-- Begin Listing --
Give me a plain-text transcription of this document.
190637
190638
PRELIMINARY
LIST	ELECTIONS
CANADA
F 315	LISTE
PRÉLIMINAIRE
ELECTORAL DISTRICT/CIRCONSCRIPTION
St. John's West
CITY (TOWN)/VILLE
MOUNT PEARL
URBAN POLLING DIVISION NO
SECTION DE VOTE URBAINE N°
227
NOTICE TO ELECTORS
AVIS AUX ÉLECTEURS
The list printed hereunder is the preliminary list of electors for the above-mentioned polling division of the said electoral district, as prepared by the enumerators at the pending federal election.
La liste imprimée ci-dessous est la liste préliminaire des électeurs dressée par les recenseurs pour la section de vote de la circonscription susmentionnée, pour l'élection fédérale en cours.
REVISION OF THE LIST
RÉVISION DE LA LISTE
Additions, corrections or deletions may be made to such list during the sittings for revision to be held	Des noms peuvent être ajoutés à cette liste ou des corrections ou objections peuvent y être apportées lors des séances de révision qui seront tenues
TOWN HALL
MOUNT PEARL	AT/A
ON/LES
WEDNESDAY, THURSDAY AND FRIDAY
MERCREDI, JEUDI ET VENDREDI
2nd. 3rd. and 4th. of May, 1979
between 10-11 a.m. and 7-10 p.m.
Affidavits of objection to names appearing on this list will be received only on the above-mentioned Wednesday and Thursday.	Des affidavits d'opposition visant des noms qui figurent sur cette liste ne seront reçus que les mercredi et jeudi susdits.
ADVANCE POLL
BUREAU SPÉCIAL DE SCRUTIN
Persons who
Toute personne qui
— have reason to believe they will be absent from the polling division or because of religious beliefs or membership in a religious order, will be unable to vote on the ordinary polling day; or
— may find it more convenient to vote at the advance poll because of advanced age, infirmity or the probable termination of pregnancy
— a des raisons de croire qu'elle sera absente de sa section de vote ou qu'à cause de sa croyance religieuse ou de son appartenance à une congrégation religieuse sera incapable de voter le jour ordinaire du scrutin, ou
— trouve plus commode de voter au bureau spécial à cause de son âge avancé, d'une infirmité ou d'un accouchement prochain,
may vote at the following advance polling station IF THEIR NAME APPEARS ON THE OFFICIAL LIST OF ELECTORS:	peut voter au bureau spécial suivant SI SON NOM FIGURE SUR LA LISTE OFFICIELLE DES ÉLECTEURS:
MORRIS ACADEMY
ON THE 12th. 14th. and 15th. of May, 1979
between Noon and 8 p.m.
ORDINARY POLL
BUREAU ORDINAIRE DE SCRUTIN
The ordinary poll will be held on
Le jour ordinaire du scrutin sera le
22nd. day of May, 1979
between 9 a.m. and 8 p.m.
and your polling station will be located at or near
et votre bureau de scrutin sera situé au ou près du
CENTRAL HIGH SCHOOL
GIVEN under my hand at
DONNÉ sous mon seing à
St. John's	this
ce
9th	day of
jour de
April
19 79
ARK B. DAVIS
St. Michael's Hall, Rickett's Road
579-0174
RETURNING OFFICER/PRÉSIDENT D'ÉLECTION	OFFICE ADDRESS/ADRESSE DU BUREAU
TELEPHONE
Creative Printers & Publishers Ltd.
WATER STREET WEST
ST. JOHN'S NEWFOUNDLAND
-- End Listing --
> [Task to carry out]
Every line containing the string "seront" must be listed.

> [Task response]
Additions, corrections or deletions may be made to such list during the sittings for revision to be held	Des noms peuvent être ajoutés à cette liste ou des corrections ou objections peuvent y être apportées lors des séances de révision qui seront tenues
Affidavits of objection to names appearing on this list will be received only on the above-mentioned Wednesday and Thursday.	Des affidavits d'opposition visant des noms qui figurent sur cette liste ne seront reçus que les mercredi et jeudi susdits.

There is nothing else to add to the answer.